── ENTRIES SHOWN
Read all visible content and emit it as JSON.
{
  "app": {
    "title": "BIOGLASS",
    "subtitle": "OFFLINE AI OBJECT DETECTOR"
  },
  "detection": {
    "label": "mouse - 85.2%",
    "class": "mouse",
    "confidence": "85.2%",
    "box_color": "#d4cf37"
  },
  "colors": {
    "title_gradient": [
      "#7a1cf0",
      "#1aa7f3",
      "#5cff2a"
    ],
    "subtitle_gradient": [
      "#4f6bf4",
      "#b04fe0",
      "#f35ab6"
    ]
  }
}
────
● **GOAL**: Copy each record from above exactly, and include every line.

● **RESPONSE**:
Read all visible content and emit it as JSON.
{
  "app": {
    "title": "BIOGLASS",
    "subtitle": "OFFLINE AI OBJECT DETECTOR"
  },
  "detection": {
    "label": "mouse - 85.2%",
    "class": "mouse",
    "confidence": "85.2%",
    "box_color": "#d4cf37"
  },
  "colors": {
    "title_gradient": [
      "#7a1cf0",
      "#1aa7f3",
      "#5cff2a"
    ],
    "subtitle_gradient": [
      "#4f6bf4",
      "#b04fe0",
      "#f35ab6"
    ]
  }
}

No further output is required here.